■ **Task goal**
Go through the material below and report how many lines contain "Tableau". Give only the number.

☆ ☆ ☆ ☆

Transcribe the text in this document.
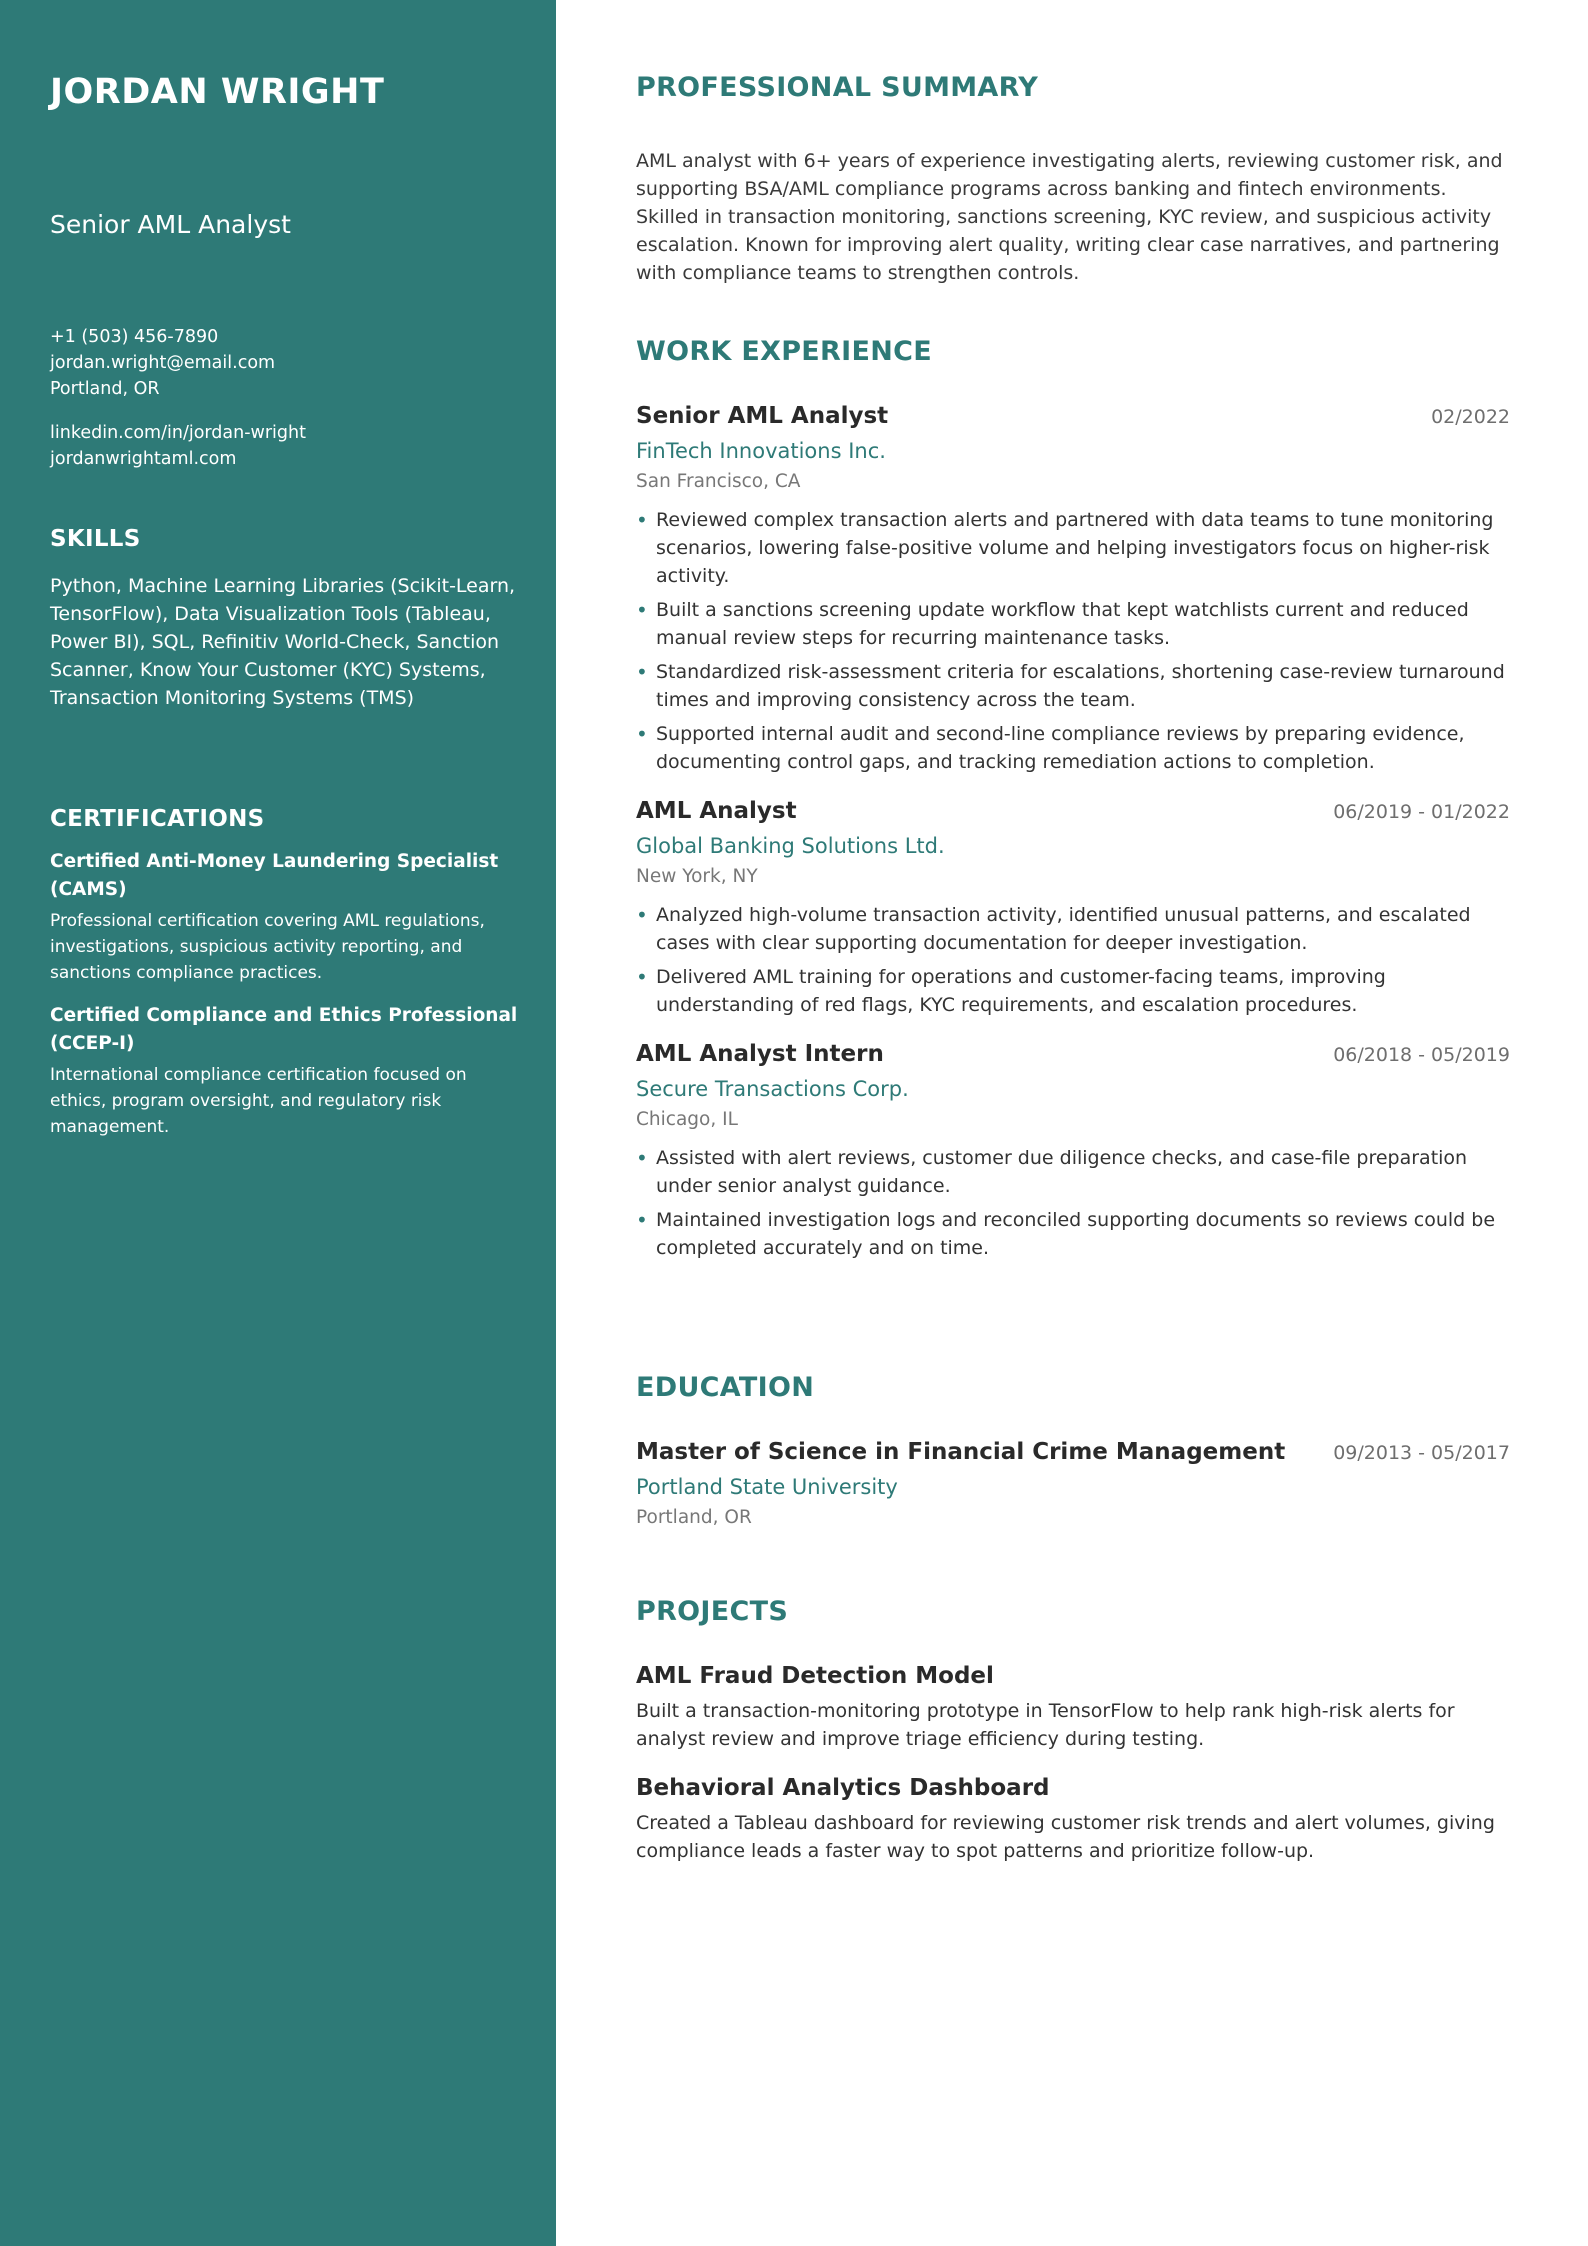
JORDAN WRIGHT
Senior AML Analyst
+1 (503) 456-7890
jordan.wright@email.com
Portland, OR
linkedin.com/in/jordan-wright
jordanwrightaml.com
SKILLS
Python, Machine Learning Libraries (Scikit-Learn, TensorFlow), Data Visualization Tools (Tableau, Power BI), SQL, Refinitiv World-Check, Sanction Scanner, Know Your Customer (KYC) Systems, Transaction Monitoring Systems (TMS)
CERTIFICATIONS
Certified Anti-Money Laundering Specialist (CAMS)
Professional certification covering AML regulations, investigations, suspicious activity reporting, and sanctions compliance practices.
Certified Compliance and Ethics Professional (CCEP-I)
International compliance certification focused on ethics, program oversight, and regulatory risk management.
PROFESSIONAL SUMMARY
AML analyst with 6+ years of experience investigating alerts, reviewing customer risk, and supporting BSA/AML compliance programs across banking and fintech environments. Skilled in transaction monitoring, sanctions screening, KYC review, and suspicious activity escalation. Known for improving alert quality, writing clear case narratives, and partnering with compliance teams to strengthen controls.
WORK EXPERIENCE
Senior AML Analyst	02/2022
FinTech Innovations Inc.
San Francisco, CA
• Reviewed complex transaction alerts and partnered with data teams to tune monitoring scenarios, lowering false-positive volume and helping investigators focus on higher-risk activity.
• Built a sanctions screening update workflow that kept watchlists current and reduced manual review steps for recurring maintenance tasks.
• Standardized risk-assessment criteria for escalations, shortening case-review turnaround times and improving consistency across the team.
• Supported internal audit and second-line compliance reviews by preparing evidence, documenting control gaps, and tracking remediation actions to completion.
AML Analyst	06/2019 - 01/2022
Global Banking Solutions Ltd.
New York, NY
• Analyzed high-volume transaction activity, identified unusual patterns, and escalated cases with clear supporting documentation for deeper investigation.
• Delivered AML training for operations and customer-facing teams, improving understanding of red flags, KYC requirements, and escalation procedures.
AML Analyst Intern	06/2018 - 05/2019
Secure Transactions Corp.
Chicago, IL
• Assisted with alert reviews, customer due diligence checks, and case-file preparation under senior analyst guidance.
• Maintained investigation logs and reconciled supporting documents so reviews could be completed accurately and on time.
EDUCATION
Master of Science in Financial Crime Management	09/2013 - 05/2017
Portland State University
Portland, OR
PROJECTS
AML Fraud Detection Model
Built a transaction-monitoring prototype in TensorFlow to help rank high-risk alerts for analyst review and improve triage efficiency during testing.
Behavioral Analytics Dashboard
Created a Tableau dashboard for reviewing customer risk trends and alert volumes, giving compliance leads a faster way to spot patterns and prioritize follow-up.
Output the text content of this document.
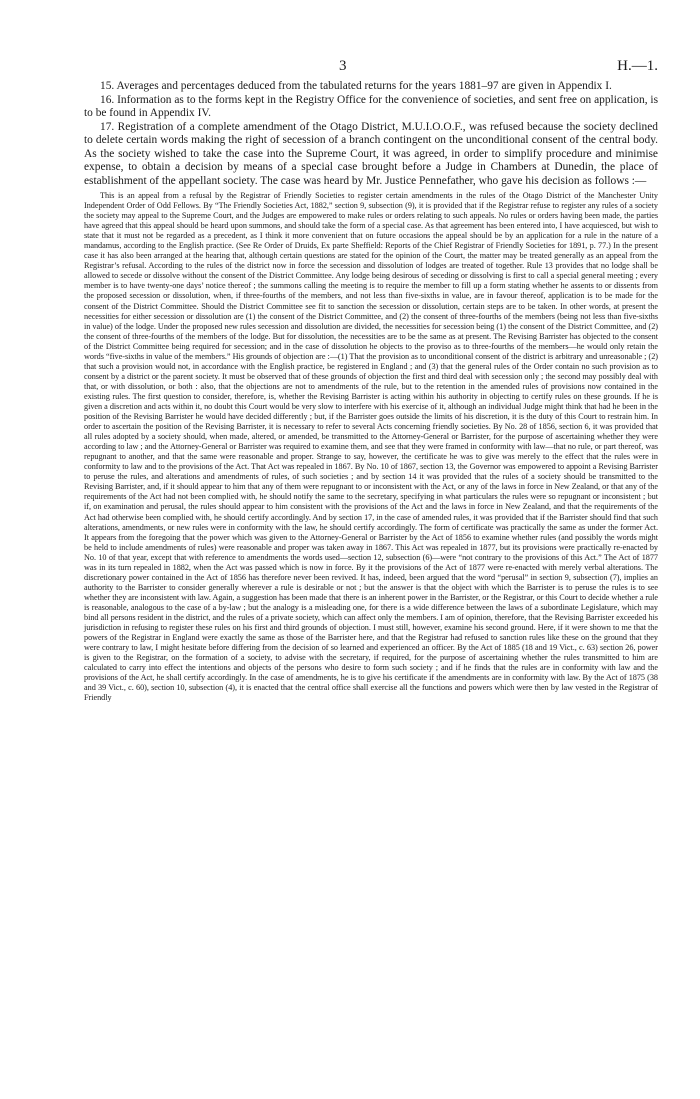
3	H.—1.

15. Averages and percentages deduced from the tabulated returns for the years 1881–97 are given in Appendix I.

16. Information as to the forms kept in the Registry Office for the convenience of societies, and sent free on application, is to be found in Appendix IV.

17. Registration of a complete amendment of the Otago District, M.U.I.O.O.F., was refused because the society declined to delete certain words making the right of secession of a branch contingent on the unconditional consent of the central body. As the society wished to take the case into the Supreme Court, it was agreed, in order to simplify procedure and minimise expense, to obtain a decision by means of a special case brought before a Judge in Chambers at Dunedin, the place of establishment of the appellant society. The case was heard by Mr. Justice Pennefather, who gave his decision as follows :—

This is an appeal from a refusal by the Registrar of Friendly Societies to register certain amendments in the rules of the Otago District of the Manchester Unity Independent Order of Odd Fellows. By “The Friendly Societies Act, 1882,” section 9, subsection (9), it is provided that if the Registrar refuse to register any rules of a society the society may appeal to the Supreme Court, and the Judges are empowered to make rules or orders relating to such appeals. No rules or orders having been made, the parties have agreed that this appeal should be heard upon summons, and should take the form of a special case. As that agreement has been entered into, I have acquiesced, but wish to state that it must not be regarded as a precedent, as I think it more convenient that on future occasions the appeal should be by an application for a rule in the nature of a mandamus, according to the English practice. (See Re Order of Druids, Ex parte Sheffield: Reports of the Chief Registrar of Friendly Societies for 1891, p. 77.) In the present case it has also been arranged at the hearing that, although certain questions are stated for the opinion of the Court, the matter may be treated generally as an appeal from the Registrar’s refusal. According to the rules of the district now in force the secession and dissolution of lodges are treated of together. Rule 13 provides that no lodge shall be allowed to secede or dissolve without the consent of the District Committee. Any lodge being desirous of seceding or dissolving is first to call a special general meeting ; every member is to have twenty-one days’ notice thereof ; the summons calling the meeting is to require the member to fill up a form stating whether he assents to or dissents from the proposed secession or dissolution, when, if three-fourths of the members, and not less than five-sixths in value, are in favour thereof, application is to be made for the consent of the District Committee. Should the District Committee see fit to sanction the secession or dissolution, certain steps are to be taken. In other words, at present the necessities for either secession or dissolution are (1) the consent of the District Committee, and (2) the consent of three-fourths of the members (being not less than five-sixths in value) of the lodge. Under the proposed new rules secession and dissolution are divided, the necessities for secession being (1) the consent of the District Committee, and (2) the consent of three-fourths of the members of the lodge. But for dissolution, the necessities are to be the same as at present. The Revising Barrister has objected to the consent of the District Committee being required for secession; and in the case of dissolution he objects to the proviso as to three-fourths of the members—he would only retain the words “five-sixths in value of the members.” His grounds of objection are :—(1) That the provision as to unconditional consent of the district is arbitrary and unreasonable ; (2) that such a provision would not, in accordance with the English practice, be registered in England ; and (3) that the general rules of the Order contain no such provision as to consent by a district or the parent society. It must be observed that of these grounds of objection the first and third deal with secession only ; the second may possibly deal with that, or with dissolution, or both : also, that the objections are not to amendments of the rule, but to the retention in the amended rules of provisions now contained in the existing rules. The first question to consider, therefore, is, whether the Revising Barrister is acting within his authority in objecting to certify rules on these grounds. If he is given a discretion and acts within it, no doubt this Court would be very slow to interfere with his exercise of it, although an individual Judge might think that had he been in the position of the Revising Barrister he would have decided differently ; but, if the Barrister goes outside the limits of his discretion, it is the duty of this Court to restrain him. In order to ascertain the position of the Revising Barrister, it is necessary to refer to several Acts concerning friendly societies. By No. 28 of 1856, section 6, it was provided that all rules adopted by a society should, when made, altered, or amended, be transmitted to the Attorney-General or Barrister, for the purpose of ascertaining whether they were according to law ; and the Attorney-General or Barrister was required to examine them, and see that they were framed in conformity with law—that no rule, or part thereof, was repugnant to another, and that the same were reasonable and proper. Strange to say, however, the certificate he was to give was merely to the effect that the rules were in conformity to law and to the provisions of the Act. That Act was repealed in 1867. By No. 10 of 1867, section 13, the Governor was empowered to appoint a Revising Barrister to peruse the rules, and alterations and amendments of rules, of such societies ; and by section 14 it was provided that the rules of a society should be transmitted to the Revising Barrister, and, if it should appear to him that any of them were repugnant to or inconsistent with the Act, or any of the laws in force in New Zealand, or that any of the requirements of the Act had not been complied with, he should notify the same to the secretary, specifying in what particulars the rules were so repugnant or inconsistent ; but if, on examination and perusal, the rules should appear to him consistent with the provisions of the Act and the laws in force in New Zealand, and that the requirements of the Act had otherwise been complied with, he should certify accordingly. And by section 17, in the case of amended rules, it was provided that if the Barrister should find that such alterations, amendments, or new rules were in conformity with the law, he should certify accordingly. The form of certificate was practically the same as under the former Act. It appears from the foregoing that the power which was given to the Attorney-General or Barrister by the Act of 1856 to examine whether rules (and possibly the words might be held to include amendments of rules) were reasonable and proper was taken away in 1867. This Act was repealed in 1877, but its provisions were practically re-enacted by No. 10 of that year, except that with reference to amendments the words used—section 12, subsection (6)—were “not contrary to the provisions of this Act.” The Act of 1877 was in its turn repealed in 1882, when the Act was passed which is now in force. By it the provisions of the Act of 1877 were re-enacted with merely verbal alterations. The discretionary power contained in the Act of 1856 has therefore never been revived. It has, indeed, been argued that the word “perusal” in section 9, subsection (7), implies an authority to the Barrister to consider generally wherever a rule is desirable or not ; but the answer is that the object with which the Barrister is to peruse the rules is to see whether they are inconsistent with law. Again, a suggestion has been made that there is an inherent power in the Barrister, or the Registrar, or this Court to decide whether a rule is reasonable, analogous to the case of a by-law ; but the analogy is a misleading one, for there is a wide difference between the laws of a subordinate Legislature, which may bind all persons resident in the district, and the rules of a private society, which can affect only the members. I am of opinion, therefore, that the Revising Barrister exceeded his jurisdiction in refusing to register these rules on his first and third grounds of objection. I must still, however, examine his second ground. Here, if it were shown to me that the powers of the Registrar in England were exactly the same as those of the Barrister here, and that the Registrar had refused to sanction rules like these on the ground that they were contrary to law, I might hesitate before differing from the decision of so learned and experienced an officer. By the Act of 1885 (18 and 19 Vict., c. 63) section 26, power is given to the Registrar, on the formation of a society, to advise with the secretary, if required, for the purpose of ascertaining whether the rules transmitted to him are calculated to carry into effect the intentions and objects of the persons who desire to form such society ; and if he finds that the rules are in conformity with law and the provisions of the Act, he shall certify accordingly. In the case of amendments, he is to give his certificate if the amendments are in conformity with law. By the Act of 1875 (38 and 39 Vict., c. 60), section 10, subsection (4), it is enacted that the central office shall exercise all the functions and powers which were then by law vested in the Registrar of Friendly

☆ ☆ ☆ ☆

■ **Finished task**
2